= Task requirements =
Search the material below for the word "header". Copy every line that has it.

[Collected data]
┏━━

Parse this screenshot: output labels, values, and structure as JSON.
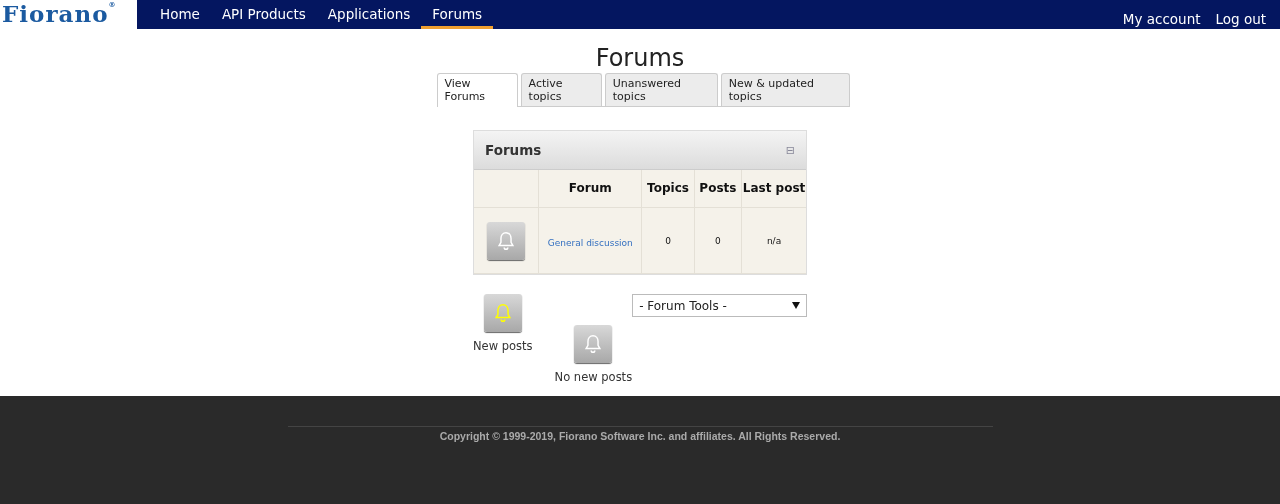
{
  "logo": {
    "text": "Fiorano",
    "mark": "®"
  },
  "nav": [
    {
      "label": "Home",
      "selected": false
    },
    {
      "label": "API Products",
      "selected": false
    },
    {
      "label": "Applications",
      "selected": false
    },
    {
      "label": "Forums",
      "selected": true
    }
  ],
  "account_links": [
    "My account",
    "Log out"
  ],
  "title": "Forums",
  "tabs": [
    {
      "label": "View Forums",
      "selected": true
    },
    {
      "label": "Active topics",
      "selected": false
    },
    {
      "label": "Unanswered topics",
      "selected": false
    },
    {
      "label": "New & updated topics",
      "selected": false
    }
  ],
  "panel": {
    "title": "Forums",
    "collapse_icon": "⊟",
    "columns": [
      "Forum",
      "Topics",
      "Posts",
      "Last post"
    ],
    "rows": [
      {
        "new": false,
        "forum": "General discussion",
        "topics": "0",
        "posts": "0",
        "last_post": "n/a"
      }
    ]
  },
  "legend": [
    {
      "new": true,
      "label": "New posts"
    },
    {
      "new": false,
      "label": "No new posts"
    }
  ],
  "forum_tools": {
    "value": "- Forum Tools -"
  },
  "footer": "Copyright © 1999-2019, Fiorano Software Inc. and affiliates. All Rights Reserved."
}
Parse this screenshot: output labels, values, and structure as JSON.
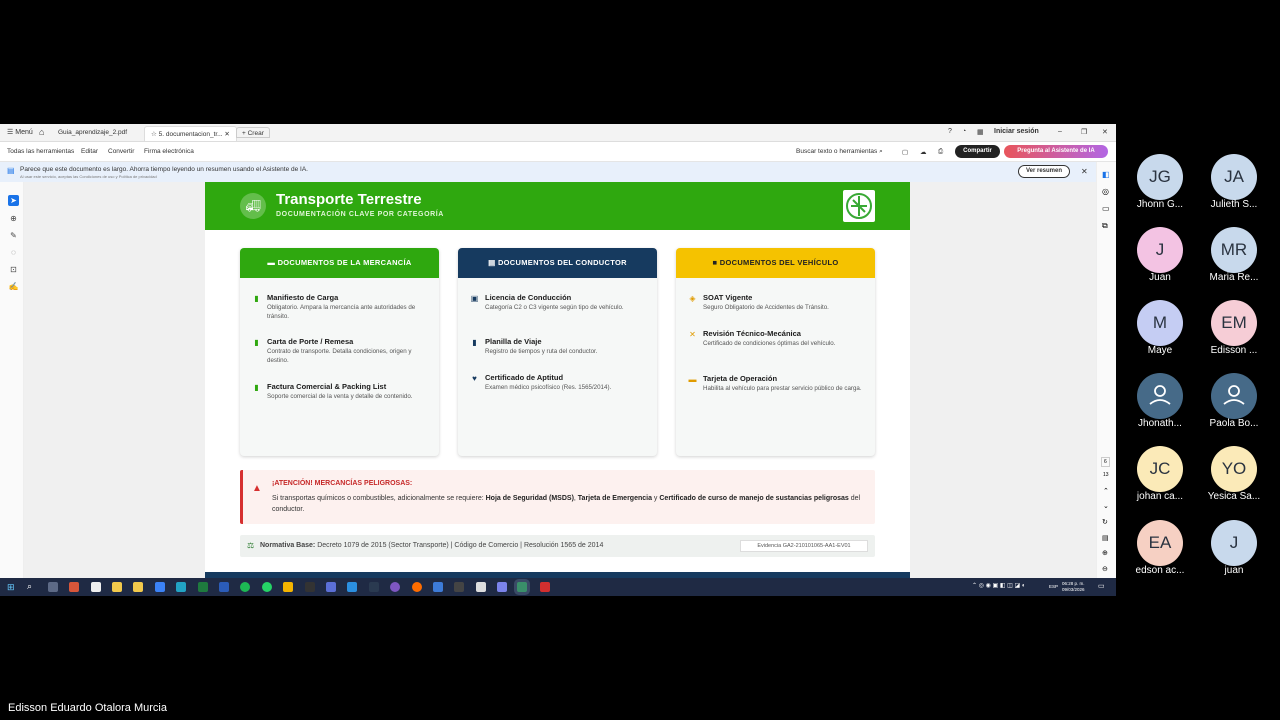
{
  "acrobat": {
    "menu_label": "Menú",
    "tabs": [
      "Guia_aprendizaje_2.pdf",
      "5. documentacion_tr...",
      "Crear"
    ],
    "login": "Iniciar sesión",
    "toolbar": [
      "Todas las herramientas",
      "Editar",
      "Convertir",
      "Firma electrónica"
    ],
    "search": "Buscar texto o herramientas",
    "share": "Compartir",
    "ai_button": "Pregunta al Asistente de IA",
    "info_message": "Parece que este documento es largo. Ahorra tiempo leyendo un resumen usando el Asistente de IA.",
    "info_sub": "Al usar este servicio, aceptas las Condiciones de uso y Política de privacidad",
    "summary_button": "Ver resumen",
    "page_numbers": [
      "6",
      "13"
    ]
  },
  "document": {
    "title": "Transporte Terrestre",
    "subtitle": "DOCUMENTACIÓN CLAVE POR CATEGORÍA",
    "cards": [
      {
        "header": "DOCUMENTOS DE LA MERCANCÍA",
        "color": "#2fa80f",
        "items": [
          {
            "title": "Manifiesto de Carga",
            "desc": "Obligatorio. Ampara la mercancía ante autoridades de tránsito."
          },
          {
            "title": "Carta de Porte / Remesa",
            "desc": "Contrato de transporte. Detalla condiciones, origen y destino."
          },
          {
            "title": "Factura Comercial & Packing List",
            "desc": "Soporte comercial de la venta y detalle de contenido."
          }
        ]
      },
      {
        "header": "DOCUMENTOS DEL CONDUCTOR",
        "color": "#163a5f",
        "items": [
          {
            "title": "Licencia de Conducción",
            "desc": "Categoría C2 o C3 vigente según tipo de vehículo."
          },
          {
            "title": "Planilla de Viaje",
            "desc": "Registro de tiempos y ruta del conductor."
          },
          {
            "title": "Certificado de Aptitud",
            "desc": "Examen médico psicofísico (Res. 1565/2014)."
          }
        ]
      },
      {
        "header": "DOCUMENTOS DEL VEHÍCULO",
        "color": "#f5c200",
        "items": [
          {
            "title": "SOAT Vigente",
            "desc": "Seguro Obligatorio de Accidentes de Tránsito."
          },
          {
            "title": "Revisión Técnico-Mecánica",
            "desc": "Certificado de condiciones óptimas del vehículo."
          },
          {
            "title": "Tarjeta de Operación",
            "desc": "Habilita al vehículo para prestar servicio público de carga."
          }
        ]
      }
    ],
    "warning": {
      "title": "¡ATENCIÓN! MERCANCÍAS PELIGROSAS:",
      "text_before": "Si transportas químicos o combustibles, adicionalmente se requiere: ",
      "bold1": "Hoja de Seguridad (MSDS)",
      "sep1": ", ",
      "bold2": "Tarjeta de Emergencia",
      "sep2": " y ",
      "bold3": "Certificado de curso de manejo de sustancias peligrosas",
      "text_after": " del conductor."
    },
    "norm_label": "Normativa Base:",
    "norm_text": " Decreto 1079 de 2015 (Sector Transporte) | Código de Comercio | Resolución 1565 de 2014",
    "evidence": "Evidencia GA2-210101065-AA1-EV01"
  },
  "taskbar": {
    "lang": "ESP",
    "time": "06:28 p. m.",
    "date": "09/03/2026"
  },
  "participants": [
    {
      "initials": "JG",
      "name": "Jhonn G...",
      "color": "#c8d9ec"
    },
    {
      "initials": "JA",
      "name": "Julieth S...",
      "color": "#c8d9ec"
    },
    {
      "initials": "J",
      "name": "Juan",
      "color": "#f3c3e3"
    },
    {
      "initials": "MR",
      "name": "Maria Re...",
      "color": "#c8d9ec"
    },
    {
      "initials": "M",
      "name": "Maye",
      "color": "#c5cdf3"
    },
    {
      "initials": "EM",
      "name": "Edisson ...",
      "color": "#f6cdd6"
    },
    {
      "initials": "",
      "name": "Jhonath...",
      "color": "#466a88"
    },
    {
      "initials": "",
      "name": "Paola Bo...",
      "color": "#466a88"
    },
    {
      "initials": "JC",
      "name": "johan ca...",
      "color": "#fbeab8"
    },
    {
      "initials": "YO",
      "name": "Yesica Sa...",
      "color": "#fbeab8"
    },
    {
      "initials": "EA",
      "name": "edson ac...",
      "color": "#f6d0c3"
    },
    {
      "initials": "J",
      "name": "juan",
      "color": "#c8d9ec"
    }
  ],
  "speaker": "Edisson Eduardo Otalora Murcia"
}
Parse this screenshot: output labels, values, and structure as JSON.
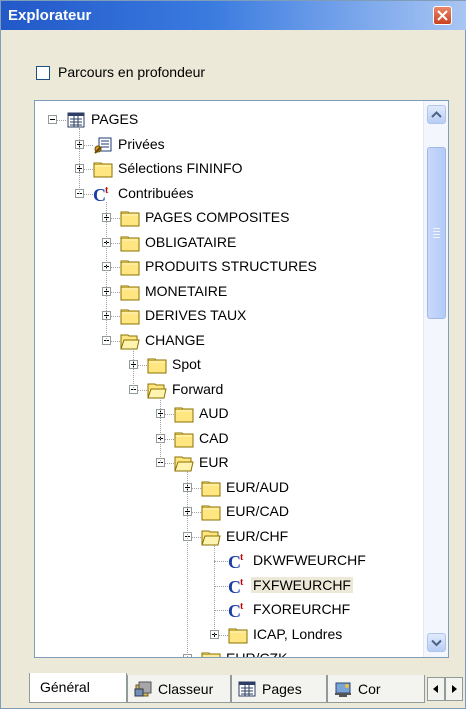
{
  "window": {
    "title": "Explorateur"
  },
  "options": {
    "depth_label": "Parcours en profondeur",
    "depth_checked": false
  },
  "tree": [
    {
      "label": "PAGES",
      "icon": "pages-icon",
      "expander": "minus"
    },
    {
      "label": "Privées",
      "icon": "private-icon",
      "expander": "plus"
    },
    {
      "label": "Sélections FININFO",
      "icon": "folder-icon",
      "expander": "plus"
    },
    {
      "label": "Contribuées",
      "icon": "contrib-icon",
      "expander": "minus"
    },
    {
      "label": "PAGES COMPOSITES",
      "icon": "folder-icon",
      "expander": "plus"
    },
    {
      "label": "OBLIGATAIRE",
      "icon": "folder-icon",
      "expander": "plus"
    },
    {
      "label": "PRODUITS STRUCTURES",
      "icon": "folder-icon",
      "expander": "plus"
    },
    {
      "label": "MONETAIRE",
      "icon": "folder-icon",
      "expander": "plus"
    },
    {
      "label": "DERIVES TAUX",
      "icon": "folder-icon",
      "expander": "plus"
    },
    {
      "label": "CHANGE",
      "icon": "open-folder-icon",
      "expander": "minus"
    },
    {
      "label": "Spot",
      "icon": "folder-icon",
      "expander": "plus"
    },
    {
      "label": "Forward",
      "icon": "open-folder-icon",
      "expander": "minus"
    },
    {
      "label": "AUD",
      "icon": "folder-icon",
      "expander": "plus"
    },
    {
      "label": "CAD",
      "icon": "folder-icon",
      "expander": "plus"
    },
    {
      "label": "EUR",
      "icon": "open-folder-icon",
      "expander": "minus"
    },
    {
      "label": "EUR/AUD",
      "icon": "folder-icon",
      "expander": "plus"
    },
    {
      "label": "EUR/CAD",
      "icon": "folder-icon",
      "expander": "plus"
    },
    {
      "label": "EUR/CHF",
      "icon": "open-folder-icon",
      "expander": "minus"
    },
    {
      "label": "DKWFWEURCHF",
      "icon": "contrib-icon",
      "expander": "none"
    },
    {
      "label": "FXFWEURCHF",
      "icon": "contrib-icon",
      "expander": "none",
      "selected": true
    },
    {
      "label": "FXOREURCHF",
      "icon": "contrib-icon",
      "expander": "none"
    },
    {
      "label": "ICAP, Londres",
      "icon": "folder-icon",
      "expander": "plus"
    },
    {
      "label": "EUR/CZK",
      "icon": "folder-icon",
      "expander": "plus"
    }
  ],
  "tabs": [
    {
      "label": "Général",
      "icon": "none",
      "active": true
    },
    {
      "label": "Classeur",
      "icon": "binder-icon"
    },
    {
      "label": "Pages",
      "icon": "pages-icon"
    },
    {
      "label": "Cor",
      "icon": "contrib-tab-icon"
    }
  ]
}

┗━━

= Complete answer =
        "header": "DOCUMENTOS DE LA MERCANCÍA",
        "header": "DOCUMENTOS DEL CONDUCTOR",
        "header": "DOCUMENTOS DEL VEHÍCULO",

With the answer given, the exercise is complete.